_WHAT IS EXPECTED_
Give the listing again in full, exactly as written.

-- START RECORDS FOR PROCESSING --

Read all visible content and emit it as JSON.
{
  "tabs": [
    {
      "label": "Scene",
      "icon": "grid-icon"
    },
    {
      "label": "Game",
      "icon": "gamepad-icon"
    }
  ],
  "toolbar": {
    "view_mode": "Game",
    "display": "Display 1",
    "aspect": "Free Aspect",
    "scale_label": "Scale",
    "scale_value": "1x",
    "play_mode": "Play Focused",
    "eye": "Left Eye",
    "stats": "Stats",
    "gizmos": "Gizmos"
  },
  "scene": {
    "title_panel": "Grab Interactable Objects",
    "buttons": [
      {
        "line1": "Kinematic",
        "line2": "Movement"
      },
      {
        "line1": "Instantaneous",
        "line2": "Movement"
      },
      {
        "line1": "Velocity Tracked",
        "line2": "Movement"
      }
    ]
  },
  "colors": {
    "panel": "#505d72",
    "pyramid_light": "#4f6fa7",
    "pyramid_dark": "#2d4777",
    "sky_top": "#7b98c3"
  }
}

-- END RECORDS FOR PROCESSING --

_EXERCISE ANSWER_
Read all visible content and emit it as JSON.
{
  "tabs": [
    {
      "label": "Scene",
      "icon": "grid-icon"
    },
    {
      "label": "Game",
      "icon": "gamepad-icon"
    }
  ],
  "toolbar": {
    "view_mode": "Game",
    "display": "Display 1",
    "aspect": "Free Aspect",
    "scale_label": "Scale",
    "scale_value": "1x",
    "play_mode": "Play Focused",
    "eye": "Left Eye",
    "stats": "Stats",
    "gizmos": "Gizmos"
  },
  "scene": {
    "title_panel": "Grab Interactable Objects",
    "buttons": [
      {
        "line1": "Kinematic",
        "line2": "Movement"
      },
      {
        "line1": "Instantaneous",
        "line2": "Movement"
      },
      {
        "line1": "Velocity Tracked",
        "line2": "Movement"
      }
    ]
  },
  "colors": {
    "panel": "#505d72",
    "pyramid_light": "#4f6fa7",
    "pyramid_dark": "#2d4777",
    "sky_top": "#7b98c3"
  }
}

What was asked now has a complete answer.